**What the task requires**
Copy out every row below word for word, leaving out the pictures.

===== Supplied records =====

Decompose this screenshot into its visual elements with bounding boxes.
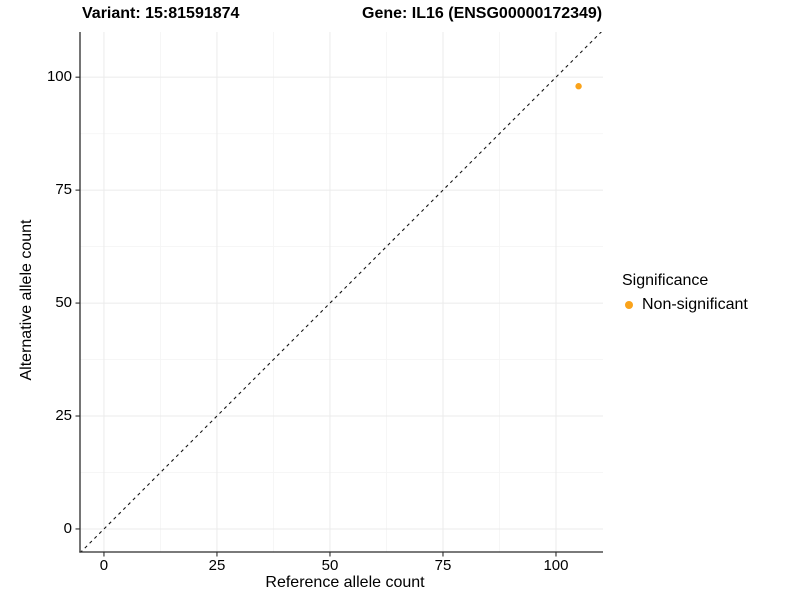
- y-tick-label: 25: [55, 407, 72, 424]
- x-tick-label: 0: [99, 557, 109, 574]
- legend-title: Significance: [622, 272, 709, 289]
- y-tick-label: 75: [55, 181, 72, 199]
- y-tick-label: 100: [46, 68, 72, 86]
- y-tick-label: 0: [63, 519, 72, 537]
- data-points: [575, 83, 582, 90]
- x-tick-label: 75: [434, 557, 452, 574]
- y-tick-label: 50: [55, 294, 72, 312]
- legend: Significance Non-significant: [622, 271, 748, 314]
- x-tick-label: 100: [543, 557, 569, 574]
- legend-item-label: Non-significant: [642, 296, 748, 313]
- legend-item-non-significant: Non-significant: [625, 295, 748, 314]
- x-tick-label: 25: [208, 557, 226, 574]
- data-point: [575, 83, 582, 90]
- gridlines-minor: [80, 32, 603, 552]
- axis-tick-marks: [75, 76, 557, 557]
- identity-dashed-line: [80, 32, 602, 552]
- gridlines-major: [80, 32, 603, 552]
- plot-title-gene: Gene: IL16 (ENSG00000172349): [362, 5, 603, 22]
- plot-title-variant: Variant: 15:81591874: [82, 5, 240, 22]
- legend-point-icon: [625, 300, 633, 309]
- x-tick-label: 50: [321, 557, 339, 574]
- x-axis-title: Reference allele count: [265, 574, 425, 591]
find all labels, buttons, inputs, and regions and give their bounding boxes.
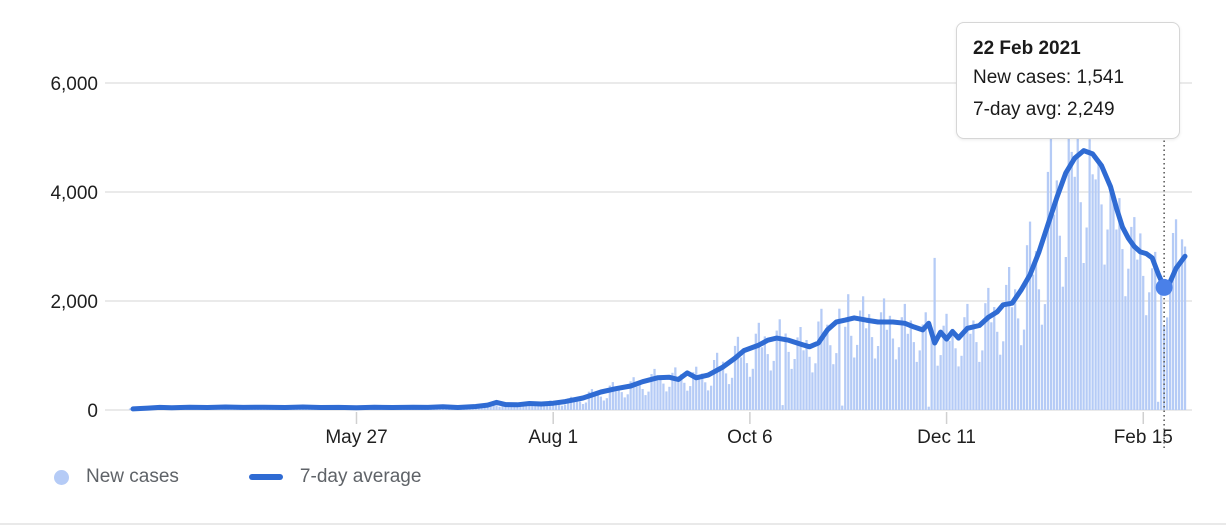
tooltip-new-cases: New cases: 1,541 [973,67,1125,88]
covid-cases-chart[interactable]: 0 2,000 4,000 6,000 May 27 Aug 1 Oct 6 Dec 11 Fe… [0,0,1226,460]
x-axis-labels: May 27 Aug 1 Oct 6 Dec 11 Feb 15 [325,412,1173,448]
y-axis-labels: 0 2,000 4,000 6,000 [50,74,98,422]
svg-text:May 27: May 27 [325,427,387,448]
legend-label-avg: 7-day average [299,466,422,487]
svg-text:0: 0 [87,401,98,422]
svg-text:Feb 15: Feb 15 [1114,427,1173,448]
svg-text:Oct 6: Oct 6 [727,427,772,448]
bars-series [128,133,1187,411]
legend-item-new-cases: New cases [54,466,179,488]
legend-label-new-cases: New cases [86,466,179,487]
svg-text:6,000: 6,000 [50,74,98,95]
tooltip-avg: 7-day avg: 2,249 [973,99,1115,120]
chart-canvas[interactable]: 0 2,000 4,000 6,000 May 27 Aug 1 Oct 6 Dec 11 Fe… [0,0,1226,460]
tooltip-date: 22 Feb 2021 [973,38,1081,59]
bottom-divider [0,523,1226,525]
highlight-dot [1155,278,1173,296]
svg-text:Dec 11: Dec 11 [917,427,976,448]
chart-tooltip: 22 Feb 2021 New cases: 1,541 7-day avg: … [956,22,1180,139]
new-cases-dot-icon [54,469,69,485]
legend-item-avg: 7-day average [248,466,422,488]
avg-line [130,148,1188,412]
avg-line-icon [248,474,283,480]
chart-legend: New cases 7-day average [54,466,421,488]
svg-text:4,000: 4,000 [50,183,98,204]
svg-text:Aug 1: Aug 1 [528,427,578,448]
svg-text:2,000: 2,000 [50,292,98,313]
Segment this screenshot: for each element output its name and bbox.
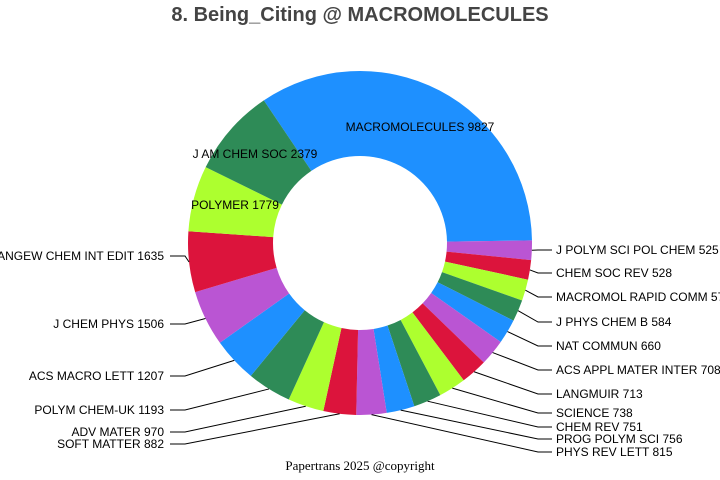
leader-line [517, 310, 552, 323]
slice-label: MACROMOL RAPID COMM 575 [556, 290, 720, 304]
donut-slice [188, 167, 282, 238]
donut-slice [422, 293, 501, 363]
leader-line [170, 413, 340, 445]
leader-line [452, 387, 552, 414]
slice-label: ADV MATER 970 [72, 425, 165, 439]
donut-slice [219, 293, 305, 376]
leader-line [170, 359, 235, 377]
donut-slice [263, 70, 532, 242]
donut-slice [373, 325, 415, 413]
donut-slice [387, 319, 441, 407]
leader-line [529, 269, 552, 274]
leader-line [473, 371, 552, 395]
leader-line [170, 388, 270, 411]
slice-label: ACS MACRO LETT 1207 [29, 369, 164, 383]
donut-slice [412, 303, 484, 381]
slice-label: J AM CHEM SOC 2379 [193, 147, 318, 161]
leader-line [170, 255, 190, 263]
leader-line [525, 289, 552, 298]
slice-label: PHYS REV LETT 815 [556, 445, 673, 459]
donut-slice [288, 322, 342, 412]
donut-slice [323, 327, 359, 415]
slice-label: NAT COMMUN 660 [556, 339, 661, 353]
leader-line [170, 405, 306, 433]
slice-label: ANGEW CHEM INT EDIT 1635 [0, 249, 164, 263]
slice-label: POLYMER 1779 [191, 198, 279, 212]
leader-line [170, 317, 206, 325]
donut-slice [431, 282, 514, 342]
leader-line [371, 414, 552, 453]
slice-label: POLYM CHEM-UK 1193 [34, 403, 164, 417]
chart-title: 8. Being_Citing @ MACROMOLECULES [171, 4, 549, 26]
slice-label: J POLYM SCI POL CHEM 525 [556, 243, 719, 257]
slice-label: LANGMUIR 713 [556, 387, 643, 401]
donut-slice [188, 231, 277, 293]
slice-label: SCIENCE 738 [556, 406, 633, 420]
slice-label: J PHYS CHEM B 584 [556, 315, 672, 329]
slice-label: SOFT MATTER 882 [57, 437, 164, 451]
leader-line [492, 352, 552, 371]
donut-slice [441, 261, 529, 301]
donut-slice [205, 100, 312, 205]
leader-line [507, 331, 552, 347]
donut-slice [400, 312, 464, 396]
slice-label: PROG POLYM SCI 756 [556, 432, 683, 446]
donut-slice [195, 267, 290, 343]
donut-slice [444, 251, 532, 280]
slice-label: CHEM SOC REV 528 [556, 266, 672, 280]
slice-label: J CHEM PHYS 1506 [53, 317, 164, 331]
donut-slice [437, 272, 523, 321]
leader-line [427, 400, 552, 428]
slice-label: CHEM REV 751 [556, 420, 643, 434]
donut-slice [356, 328, 387, 416]
donut-slice [250, 310, 324, 400]
leader-line [400, 409, 552, 440]
copyright-footer: Papertrans 2025 @copyright [285, 458, 435, 473]
donut-slice [446, 240, 532, 261]
slice-label: ACS APPL MATER INTER 708 [556, 363, 720, 377]
slice-label: MACROMOLECULES 9827 [346, 120, 495, 134]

=====

**Answer to this task**
Decompose this screenshot into its visual elements with bounding boxes.
- y-tick-label: 25: [55, 407, 72, 424]
- x-tick-label: 0: [99, 557, 109, 574]
- legend-title: Significance: [622, 272, 709, 289]
- y-tick-label: 75: [55, 181, 72, 199]
- y-tick-label: 100: [46, 68, 72, 86]
- y-tick-label: 0: [63, 519, 72, 537]
- data-points: [575, 83, 582, 90]
- x-tick-label: 75: [434, 557, 452, 574]
- y-tick-label: 50: [55, 294, 72, 312]
- legend: Significance Non-significant: [622, 271, 748, 314]
- x-tick-label: 100: [543, 557, 569, 574]
- legend-item-label: Non-significant: [642, 296, 748, 313]
- legend-item-non-significant: Non-significant: [625, 295, 748, 314]
- x-tick-label: 25: [208, 557, 226, 574]
- data-point: [575, 83, 582, 90]
- gridlines-minor: [80, 32, 603, 552]
- axis-tick-marks: [75, 76, 557, 557]
- identity-dashed-line: [80, 32, 602, 552]
- gridlines-major: [80, 32, 603, 552]
- plot-title-gene: Gene: IL16 (ENSG00000172349): [362, 5, 603, 22]
- plot-title-variant: Variant: 15:81591874: [82, 5, 240, 22]
- legend-point-icon: [625, 300, 633, 309]
- x-tick-label: 50: [321, 557, 339, 574]
- x-axis-title: Reference allele count: [265, 574, 425, 591]
find all labels, buttons, inputs, and regions and give their bounding boxes.
tooltip-new-cases: New cases: 1,541 [973,67,1125,88]
covid-cases-chart[interactable]: 0 2,000 4,000 6,000 May 27 Aug 1 Oct 6 Dec 11 Fe… [0,0,1226,460]
x-axis-labels: May 27 Aug 1 Oct 6 Dec 11 Feb 15 [325,412,1173,448]
y-axis-labels: 0 2,000 4,000 6,000 [50,74,98,422]
svg-text:May 27: May 27 [325,427,387,448]
legend-label-avg: 7-day average [299,466,422,487]
svg-text:0: 0 [87,401,98,422]
svg-text:Feb 15: Feb 15 [1114,427,1173,448]
svg-text:Oct 6: Oct 6 [727,427,772,448]
bars-series [128,133,1187,411]
legend-item-new-cases: New cases [54,466,179,488]
legend-label-new-cases: New cases [86,466,179,487]
svg-text:6,000: 6,000 [50,74,98,95]
tooltip-avg: 7-day avg: 2,249 [973,99,1115,120]
chart-canvas[interactable]: 0 2,000 4,000 6,000 May 27 Aug 1 Oct 6 Dec 11 Fe… [0,0,1226,460]
tooltip-date: 22 Feb 2021 [973,38,1081,59]
bottom-divider [0,523,1226,525]
highlight-dot [1155,278,1173,296]
svg-text:Dec 11: Dec 11 [917,427,976,448]
chart-tooltip: 22 Feb 2021 New cases: 1,541 7-day avg: … [956,22,1180,139]
new-cases-dot-icon [54,469,69,485]
legend-item-avg: 7-day average [248,466,422,488]
avg-line [130,148,1188,412]
avg-line-icon [248,474,283,480]
chart-legend: New cases 7-day average [54,466,421,488]
svg-text:4,000: 4,000 [50,183,98,204]
svg-text:Aug 1: Aug 1 [528,427,578,448]
svg-text:2,000: 2,000 [50,292,98,313]
Segment this screenshot: for each element output its name and bbox.
leader-line [517, 310, 552, 323]
slice-label: MACROMOL RAPID COMM 575 [556, 290, 720, 304]
donut-slice [188, 167, 282, 238]
donut-slice [422, 293, 501, 363]
leader-line [170, 413, 340, 445]
leader-line [452, 387, 552, 414]
slice-label: ADV MATER 970 [72, 425, 165, 439]
donut-slice [219, 293, 305, 376]
leader-line [170, 359, 235, 377]
donut-slice [263, 70, 532, 242]
donut-slice [373, 325, 415, 413]
donut-slice [387, 319, 441, 407]
leader-line [529, 269, 552, 274]
leader-line [473, 371, 552, 395]
leader-line [170, 388, 270, 411]
slice-label: ACS MACRO LETT 1207 [29, 369, 164, 383]
donut-slice [412, 303, 484, 381]
slice-label: J AM CHEM SOC 2379 [193, 147, 318, 161]
leader-line [170, 255, 190, 263]
leader-line [525, 289, 552, 298]
slice-label: PHYS REV LETT 815 [556, 445, 673, 459]
donut-slice [288, 322, 342, 412]
donut-slice [323, 327, 359, 415]
slice-label: NAT COMMUN 660 [556, 339, 661, 353]
leader-line [170, 405, 306, 433]
slice-label: ANGEW CHEM INT EDIT 1635 [0, 249, 164, 263]
slice-label: POLYMER 1779 [191, 198, 279, 212]
leader-line [170, 317, 206, 325]
donut-slice [431, 282, 514, 342]
leader-line [371, 414, 552, 453]
slice-label: POLYM CHEM-UK 1193 [34, 403, 164, 417]
chart-title: 8. Being_Citing @ MACROMOLECULES [171, 4, 549, 26]
slice-label: J POLYM SCI POL CHEM 525 [556, 243, 719, 257]
slice-label: LANGMUIR 713 [556, 387, 643, 401]
donut-slice [188, 231, 277, 293]
slice-label: SCIENCE 738 [556, 406, 633, 420]
slice-label: J PHYS CHEM B 584 [556, 315, 672, 329]
slice-label: SOFT MATTER 882 [57, 437, 164, 451]
leader-line [492, 352, 552, 371]
donut-slice [441, 261, 529, 301]
donut-slice [205, 100, 312, 205]
leader-line [507, 331, 552, 347]
donut-slice [400, 312, 464, 396]
slice-label: PROG POLYM SCI 756 [556, 432, 683, 446]
donut-slice [195, 267, 290, 343]
donut-slice [444, 251, 532, 280]
slice-label: CHEM SOC REV 528 [556, 266, 672, 280]
slice-label: J CHEM PHYS 1506 [53, 317, 164, 331]
donut-slice [437, 272, 523, 321]
leader-line [427, 400, 552, 428]
slice-label: CHEM REV 751 [556, 420, 643, 434]
donut-slice [356, 328, 387, 416]
donut-slice [250, 310, 324, 400]
leader-line [400, 409, 552, 440]
copyright-footer: Papertrans 2025 @copyright [285, 458, 435, 473]
donut-slice [446, 240, 532, 261]
slice-label: ACS APPL MATER INTER 708 [556, 363, 720, 377]
slice-label: MACROMOLECULES 9827 [346, 120, 495, 134]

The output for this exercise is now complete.